─── Material for the task ───

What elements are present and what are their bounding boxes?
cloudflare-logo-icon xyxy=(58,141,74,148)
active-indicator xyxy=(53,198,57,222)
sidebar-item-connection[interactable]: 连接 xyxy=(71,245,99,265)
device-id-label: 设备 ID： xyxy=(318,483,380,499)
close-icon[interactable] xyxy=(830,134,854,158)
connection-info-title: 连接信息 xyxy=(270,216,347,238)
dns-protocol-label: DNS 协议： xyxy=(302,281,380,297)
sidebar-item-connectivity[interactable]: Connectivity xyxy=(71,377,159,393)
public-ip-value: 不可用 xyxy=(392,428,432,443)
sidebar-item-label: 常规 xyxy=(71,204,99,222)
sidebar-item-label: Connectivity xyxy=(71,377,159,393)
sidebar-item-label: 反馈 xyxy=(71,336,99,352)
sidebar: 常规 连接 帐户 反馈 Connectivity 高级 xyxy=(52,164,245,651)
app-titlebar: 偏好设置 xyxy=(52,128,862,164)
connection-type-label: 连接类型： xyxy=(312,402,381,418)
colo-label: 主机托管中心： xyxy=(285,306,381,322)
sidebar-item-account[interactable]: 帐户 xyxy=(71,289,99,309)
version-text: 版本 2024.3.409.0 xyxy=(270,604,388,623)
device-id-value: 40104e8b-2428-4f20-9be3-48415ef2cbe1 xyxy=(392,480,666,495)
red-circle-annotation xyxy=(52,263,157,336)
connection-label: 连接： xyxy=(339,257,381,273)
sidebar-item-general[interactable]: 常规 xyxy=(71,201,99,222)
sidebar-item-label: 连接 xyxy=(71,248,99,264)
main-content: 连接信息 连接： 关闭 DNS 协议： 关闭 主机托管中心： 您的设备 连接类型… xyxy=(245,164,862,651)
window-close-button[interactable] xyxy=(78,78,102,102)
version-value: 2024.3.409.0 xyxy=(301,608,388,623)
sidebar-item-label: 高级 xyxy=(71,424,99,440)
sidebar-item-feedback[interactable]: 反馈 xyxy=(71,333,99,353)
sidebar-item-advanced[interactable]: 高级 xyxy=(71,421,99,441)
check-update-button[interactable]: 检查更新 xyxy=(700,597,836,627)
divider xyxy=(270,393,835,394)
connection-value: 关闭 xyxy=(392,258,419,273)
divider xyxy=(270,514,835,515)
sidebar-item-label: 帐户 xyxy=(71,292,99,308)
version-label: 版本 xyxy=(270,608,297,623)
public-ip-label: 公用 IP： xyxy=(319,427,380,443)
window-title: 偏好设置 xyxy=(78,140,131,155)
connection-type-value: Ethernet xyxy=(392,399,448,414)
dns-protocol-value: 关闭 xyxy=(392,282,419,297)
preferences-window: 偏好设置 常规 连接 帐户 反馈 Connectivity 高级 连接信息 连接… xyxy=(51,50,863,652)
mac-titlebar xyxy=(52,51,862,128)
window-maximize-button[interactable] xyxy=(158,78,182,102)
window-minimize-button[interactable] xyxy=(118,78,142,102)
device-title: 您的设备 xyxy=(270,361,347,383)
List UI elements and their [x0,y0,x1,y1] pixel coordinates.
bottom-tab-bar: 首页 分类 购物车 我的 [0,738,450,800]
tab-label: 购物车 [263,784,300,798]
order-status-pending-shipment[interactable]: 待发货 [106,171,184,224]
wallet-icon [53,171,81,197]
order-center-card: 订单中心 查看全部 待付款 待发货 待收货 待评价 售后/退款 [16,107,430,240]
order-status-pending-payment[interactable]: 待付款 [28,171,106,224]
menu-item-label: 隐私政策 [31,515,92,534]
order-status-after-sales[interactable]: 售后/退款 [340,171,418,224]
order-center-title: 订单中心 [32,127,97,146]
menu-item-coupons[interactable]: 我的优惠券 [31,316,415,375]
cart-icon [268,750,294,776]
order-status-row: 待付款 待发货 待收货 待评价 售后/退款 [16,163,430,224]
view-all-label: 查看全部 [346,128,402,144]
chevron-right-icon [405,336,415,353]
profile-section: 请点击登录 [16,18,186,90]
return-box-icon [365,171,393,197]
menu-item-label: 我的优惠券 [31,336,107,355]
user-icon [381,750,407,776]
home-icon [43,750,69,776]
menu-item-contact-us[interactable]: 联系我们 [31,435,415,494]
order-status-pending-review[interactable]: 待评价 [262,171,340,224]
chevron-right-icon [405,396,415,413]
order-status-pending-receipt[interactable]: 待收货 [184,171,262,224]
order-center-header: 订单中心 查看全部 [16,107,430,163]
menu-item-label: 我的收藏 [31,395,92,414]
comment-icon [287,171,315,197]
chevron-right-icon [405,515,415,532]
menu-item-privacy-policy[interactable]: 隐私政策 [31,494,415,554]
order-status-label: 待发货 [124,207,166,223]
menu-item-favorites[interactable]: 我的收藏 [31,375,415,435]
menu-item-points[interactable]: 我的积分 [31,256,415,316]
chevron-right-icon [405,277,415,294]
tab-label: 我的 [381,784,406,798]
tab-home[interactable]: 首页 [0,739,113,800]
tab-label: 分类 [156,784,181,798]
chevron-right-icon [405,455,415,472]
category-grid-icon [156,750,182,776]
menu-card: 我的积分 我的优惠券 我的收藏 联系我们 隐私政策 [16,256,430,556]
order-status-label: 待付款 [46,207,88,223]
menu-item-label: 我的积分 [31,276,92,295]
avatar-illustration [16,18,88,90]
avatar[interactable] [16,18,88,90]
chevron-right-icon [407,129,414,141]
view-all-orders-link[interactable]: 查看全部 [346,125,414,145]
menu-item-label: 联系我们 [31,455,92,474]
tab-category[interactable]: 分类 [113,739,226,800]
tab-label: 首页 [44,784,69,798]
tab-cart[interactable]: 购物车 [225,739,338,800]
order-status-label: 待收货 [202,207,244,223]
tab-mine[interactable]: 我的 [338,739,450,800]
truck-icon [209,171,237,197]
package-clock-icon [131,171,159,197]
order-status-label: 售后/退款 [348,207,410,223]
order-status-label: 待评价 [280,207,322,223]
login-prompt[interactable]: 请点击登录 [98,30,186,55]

───

__Problem__: Return all of the records above word for word, line by line, with nothing altered.

__Solution for this task__:
What elements are present and what are their bounding boxes?
cloudflare-logo-icon xyxy=(58,141,74,148)
active-indicator xyxy=(53,198,57,222)
sidebar-item-connection[interactable]: 连接 xyxy=(71,245,99,265)
device-id-label: 设备 ID： xyxy=(318,483,380,499)
close-icon[interactable] xyxy=(830,134,854,158)
connection-info-title: 连接信息 xyxy=(270,216,347,238)
dns-protocol-label: DNS 协议： xyxy=(302,281,380,297)
sidebar-item-connectivity[interactable]: Connectivity xyxy=(71,377,159,393)
public-ip-value: 不可用 xyxy=(392,428,432,443)
sidebar-item-label: 常规 xyxy=(71,204,99,222)
sidebar-item-label: Connectivity xyxy=(71,377,159,393)
sidebar-item-label: 反馈 xyxy=(71,336,99,352)
sidebar: 常规 连接 帐户 反馈 Connectivity 高级 xyxy=(52,164,245,651)
app-titlebar: 偏好设置 xyxy=(52,128,862,164)
connection-type-label: 连接类型： xyxy=(312,402,381,418)
colo-label: 主机托管中心： xyxy=(285,306,381,322)
sidebar-item-account[interactable]: 帐户 xyxy=(71,289,99,309)
version-text: 版本 2024.3.409.0 xyxy=(270,604,388,623)
device-id-value: 40104e8b-2428-4f20-9be3-48415ef2cbe1 xyxy=(392,480,666,495)
red-circle-annotation xyxy=(52,263,157,336)
connection-label: 连接： xyxy=(339,257,381,273)
sidebar-item-general[interactable]: 常规 xyxy=(71,201,99,222)
sidebar-item-label: 连接 xyxy=(71,248,99,264)
main-content: 连接信息 连接： 关闭 DNS 协议： 关闭 主机托管中心： 您的设备 连接类型… xyxy=(245,164,862,651)
window-close-button[interactable] xyxy=(78,78,102,102)
version-value: 2024.3.409.0 xyxy=(301,608,388,623)
sidebar-item-label: 高级 xyxy=(71,424,99,440)
sidebar-item-feedback[interactable]: 反馈 xyxy=(71,333,99,353)
sidebar-item-advanced[interactable]: 高级 xyxy=(71,421,99,441)
check-update-button[interactable]: 检查更新 xyxy=(700,597,836,627)
divider xyxy=(270,393,835,394)
connection-value: 关闭 xyxy=(392,258,419,273)
divider xyxy=(270,514,835,515)
sidebar-item-label: 帐户 xyxy=(71,292,99,308)
version-label: 版本 xyxy=(270,608,297,623)
public-ip-label: 公用 IP： xyxy=(319,427,380,443)
window-title: 偏好设置 xyxy=(78,140,131,155)
connection-type-value: Ethernet xyxy=(392,399,448,414)
dns-protocol-value: 关闭 xyxy=(392,282,419,297)
preferences-window: 偏好设置 常规 连接 帐户 反馈 Connectivity 高级 连接信息 连接… xyxy=(51,50,863,652)
mac-titlebar xyxy=(52,51,862,128)
window-maximize-button[interactable] xyxy=(158,78,182,102)
window-minimize-button[interactable] xyxy=(118,78,142,102)
device-title: 您的设备 xyxy=(270,361,347,383)
List UI elements and their [x0,y0,x1,y1] pixel coordinates.
bottom-tab-bar: 首页 分类 购物车 我的 [0,738,450,800]
tab-label: 购物车 [263,784,300,798]
order-status-pending-shipment[interactable]: 待发货 [106,171,184,224]
wallet-icon [53,171,81,197]
order-center-card: 订单中心 查看全部 待付款 待发货 待收货 待评价 售后/退款 [16,107,430,240]
order-status-pending-payment[interactable]: 待付款 [28,171,106,224]
menu-item-label: 隐私政策 [31,515,92,534]
order-status-after-sales[interactable]: 售后/退款 [340,171,418,224]
order-center-title: 订单中心 [32,127,97,146]
menu-item-coupons[interactable]: 我的优惠券 [31,316,415,375]
cart-icon [268,750,294,776]
order-status-row: 待付款 待发货 待收货 待评价 售后/退款 [16,163,430,224]
view-all-label: 查看全部 [346,128,402,144]
chevron-right-icon [405,336,415,353]
profile-section: 请点击登录 [16,18,186,90]
return-box-icon [365,171,393,197]
menu-item-label: 我的优惠券 [31,336,107,355]
user-icon [381,750,407,776]
home-icon [43,750,69,776]
menu-item-contact-us[interactable]: 联系我们 [31,435,415,494]
order-status-pending-review[interactable]: 待评价 [262,171,340,224]
chevron-right-icon [405,396,415,413]
order-status-pending-receipt[interactable]: 待收货 [184,171,262,224]
order-center-header: 订单中心 查看全部 [16,107,430,163]
menu-item-label: 我的收藏 [31,395,92,414]
comment-icon [287,171,315,197]
chevron-right-icon [405,515,415,532]
menu-item-privacy-policy[interactable]: 隐私政策 [31,494,415,554]
order-status-label: 待发货 [124,207,166,223]
menu-item-favorites[interactable]: 我的收藏 [31,375,415,435]
menu-item-points[interactable]: 我的积分 [31,256,415,316]
chevron-right-icon [405,277,415,294]
tab-label: 我的 [381,784,406,798]
tab-home[interactable]: 首页 [0,739,113,800]
tab-label: 分类 [156,784,181,798]
chevron-right-icon [405,455,415,472]
category-grid-icon [156,750,182,776]
menu-card: 我的积分 我的优惠券 我的收藏 联系我们 隐私政策 [16,256,430,556]
order-status-label: 待付款 [46,207,88,223]
menu-item-label: 我的积分 [31,276,92,295]
avatar-illustration [16,18,88,90]
avatar[interactable] [16,18,88,90]
chevron-right-icon [407,129,414,141]
view-all-orders-link[interactable]: 查看全部 [346,125,414,145]
menu-item-label: 联系我们 [31,455,92,474]
tab-category[interactable]: 分类 [113,739,226,800]
tab-label: 首页 [44,784,69,798]
tab-cart[interactable]: 购物车 [225,739,338,800]
order-status-label: 待收货 [202,207,244,223]
tab-mine[interactable]: 我的 [338,739,450,800]
truck-icon [209,171,237,197]
package-clock-icon [131,171,159,197]
order-status-label: 售后/退款 [348,207,410,223]
order-status-label: 待评价 [280,207,322,223]
login-prompt[interactable]: 请点击登录 [98,30,186,55]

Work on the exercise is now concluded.